_Exercise_
Transcribe all of the material below word for word and leave out its pictures.

_Listed records_
━━━━━━

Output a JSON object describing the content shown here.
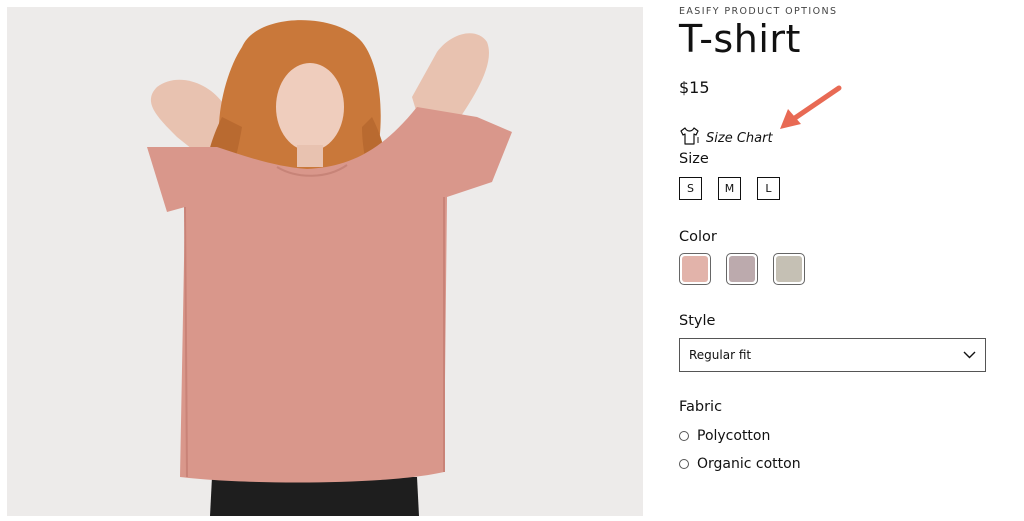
{
  "product": {
    "vendor": "EASIFY PRODUCT OPTIONS",
    "title": "T-shirt",
    "price": "$15"
  },
  "size_chart": {
    "label": "Size Chart",
    "icon": "shirt-icon"
  },
  "size": {
    "label": "Size",
    "options": [
      "S",
      "M",
      "L"
    ]
  },
  "color": {
    "label": "Color",
    "swatches": [
      "#e2b3aa",
      "#bcaaad",
      "#c5c0b4"
    ]
  },
  "style": {
    "label": "Style",
    "selected": "Regular fit",
    "icon": "chevron-down-icon"
  },
  "fabric": {
    "label": "Fabric",
    "options": [
      "Polycotton",
      "Organic cotton"
    ]
  },
  "colors": {
    "arrow": "#e86a54",
    "shirt": "#d9978b",
    "image_bg": "#edebea"
  }
}
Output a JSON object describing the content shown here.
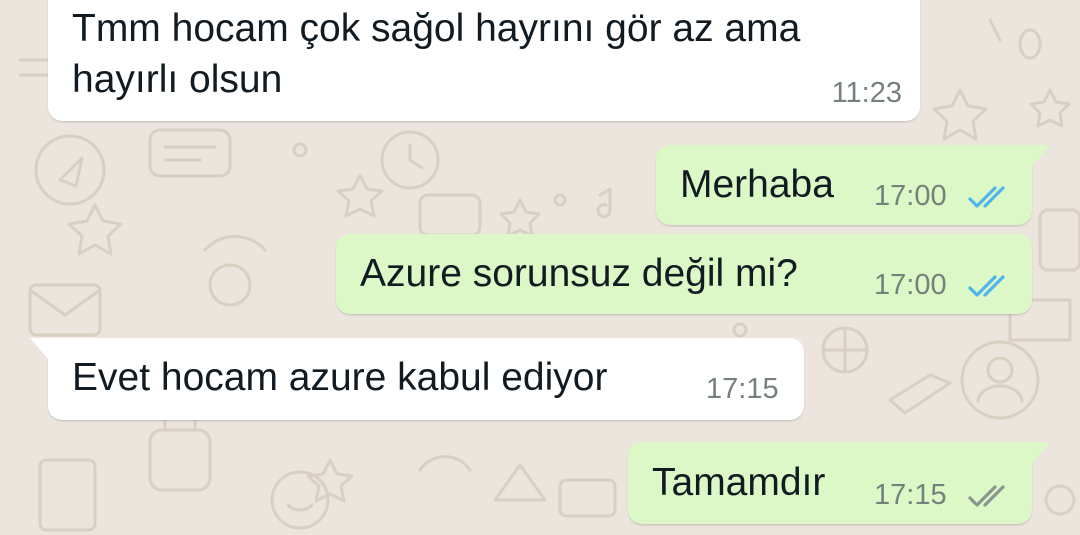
{
  "chat": {
    "messages": [
      {
        "direction": "incoming",
        "lines": [
          "Tmm hocam çok sağol hayrını gör az ama",
          "hayırlı olsun"
        ],
        "time": "11:23"
      },
      {
        "direction": "outgoing",
        "text": "Merhaba",
        "time": "17:00",
        "status": "read",
        "status_icon": "double-check-icon",
        "status_color": "#4fb6ec"
      },
      {
        "direction": "outgoing",
        "text": "Azure sorunsuz değil mi?",
        "time": "17:00",
        "status": "read",
        "status_icon": "double-check-icon",
        "status_color": "#4fb6ec"
      },
      {
        "direction": "incoming",
        "text": "Evet hocam azure kabul ediyor",
        "time": "17:15"
      },
      {
        "direction": "outgoing",
        "text": "Tamamdır",
        "time": "17:15",
        "status": "delivered",
        "status_icon": "double-check-icon",
        "status_color": "#8a9590"
      }
    ]
  },
  "theme": {
    "wallpaper_color": "#ece5dd",
    "incoming_bubble_color": "#ffffff",
    "outgoing_bubble_color": "#dcf8c6"
  }
}
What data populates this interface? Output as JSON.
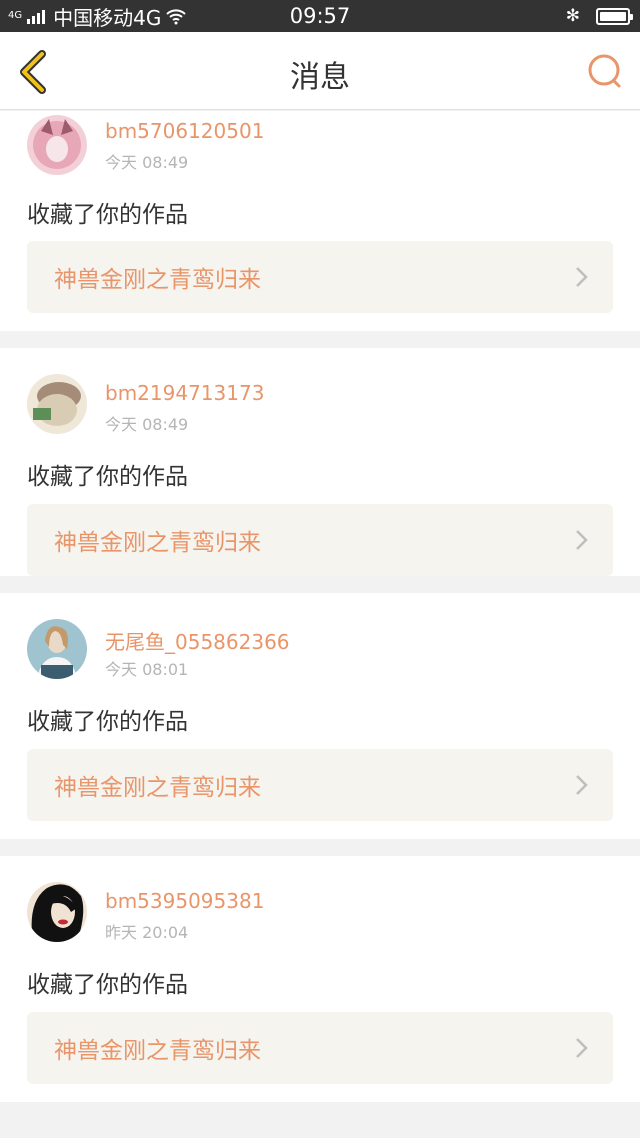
{
  "status_bar": {
    "network_label": "4G",
    "carrier": "中国移动4G",
    "time": "09:57",
    "bluetooth": "✻"
  },
  "header": {
    "title": "消息"
  },
  "messages": [
    {
      "username": "bm5706120501",
      "time": "今天 08:49",
      "action": "收藏了你的作品",
      "work_title": "神兽金刚之青鸾归来",
      "avatar_colors": [
        "#e8a7b6",
        "#9c5c6d",
        "#f3d0d8"
      ]
    },
    {
      "username": "bm2194713173",
      "time": "今天 08:49",
      "action": "收藏了你的作品",
      "work_title": "神兽金刚之青鸾归来",
      "avatar_colors": [
        "#d8cdb4",
        "#a58c78",
        "#5b8f57"
      ]
    },
    {
      "username": "无尾鱼_055862366",
      "time": "今天 08:01",
      "action": "收藏了你的作品",
      "work_title": "神兽金刚之青鸾归来",
      "avatar_colors": [
        "#9fc3cf",
        "#e9d9c8",
        "#3b5d6f"
      ]
    },
    {
      "username": "bm5395095381",
      "time": "昨天 20:04",
      "action": "收藏了你的作品",
      "work_title": "神兽金刚之青鸾归来",
      "avatar_colors": [
        "#111111",
        "#c42a35",
        "#f0e3d3"
      ]
    }
  ],
  "colors": {
    "accent": "#e9956a",
    "back_arrow": "#f2c21a",
    "card_bg": "#ffffff",
    "link_bg": "#f5f4ef"
  }
}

━━━━━━

_Solution_
Output a JSON object describing the content shown here.
{
  "product": {
    "vendor": "EASIFY PRODUCT OPTIONS",
    "title": "T-shirt",
    "price": "$15"
  },
  "size_chart": {
    "label": "Size Chart",
    "icon": "shirt-icon"
  },
  "size": {
    "label": "Size",
    "options": [
      "S",
      "M",
      "L"
    ]
  },
  "color": {
    "label": "Color",
    "swatches": [
      "#e2b3aa",
      "#bcaaad",
      "#c5c0b4"
    ]
  },
  "style": {
    "label": "Style",
    "selected": "Regular fit",
    "icon": "chevron-down-icon"
  },
  "fabric": {
    "label": "Fabric",
    "options": [
      "Polycotton",
      "Organic cotton"
    ]
  },
  "colors": {
    "arrow": "#e86a54",
    "shirt": "#d9978b",
    "image_bg": "#edebea"
  }
}
Output a JSON object describing the content shown here.
{
  "chat": {
    "messages": [
      {
        "direction": "incoming",
        "lines": [
          "Tmm hocam çok sağol hayrını gör az ama",
          "hayırlı olsun"
        ],
        "time": "11:23"
      },
      {
        "direction": "outgoing",
        "text": "Merhaba",
        "time": "17:00",
        "status": "read",
        "status_icon": "double-check-icon",
        "status_color": "#4fb6ec"
      },
      {
        "direction": "outgoing",
        "text": "Azure sorunsuz değil mi?",
        "time": "17:00",
        "status": "read",
        "status_icon": "double-check-icon",
        "status_color": "#4fb6ec"
      },
      {
        "direction": "incoming",
        "text": "Evet hocam azure kabul ediyor",
        "time": "17:15"
      },
      {
        "direction": "outgoing",
        "text": "Tamamdır",
        "time": "17:15",
        "status": "delivered",
        "status_icon": "double-check-icon",
        "status_color": "#8a9590"
      }
    ]
  },
  "theme": {
    "wallpaper_color": "#ece5dd",
    "incoming_bubble_color": "#ffffff",
    "outgoing_bubble_color": "#dcf8c6"
  }
}
What data populates this interface? Output as JSON.
{
  "status_bar": {
    "network_label": "4G",
    "carrier": "中国移动4G",
    "time": "09:57",
    "bluetooth": "✻"
  },
  "header": {
    "title": "消息"
  },
  "messages": [
    {
      "username": "bm5706120501",
      "time": "今天 08:49",
      "action": "收藏了你的作品",
      "work_title": "神兽金刚之青鸾归来",
      "avatar_colors": [
        "#e8a7b6",
        "#9c5c6d",
        "#f3d0d8"
      ]
    },
    {
      "username": "bm2194713173",
      "time": "今天 08:49",
      "action": "收藏了你的作品",
      "work_title": "神兽金刚之青鸾归来",
      "avatar_colors": [
        "#d8cdb4",
        "#a58c78",
        "#5b8f57"
      ]
    },
    {
      "username": "无尾鱼_055862366",
      "time": "今天 08:01",
      "action": "收藏了你的作品",
      "work_title": "神兽金刚之青鸾归来",
      "avatar_colors": [
        "#9fc3cf",
        "#e9d9c8",
        "#3b5d6f"
      ]
    },
    {
      "username": "bm5395095381",
      "time": "昨天 20:04",
      "action": "收藏了你的作品",
      "work_title": "神兽金刚之青鸾归来",
      "avatar_colors": [
        "#111111",
        "#c42a35",
        "#f0e3d3"
      ]
    }
  ],
  "colors": {
    "accent": "#e9956a",
    "back_arrow": "#f2c21a",
    "card_bg": "#ffffff",
    "link_bg": "#f5f4ef"
  }
}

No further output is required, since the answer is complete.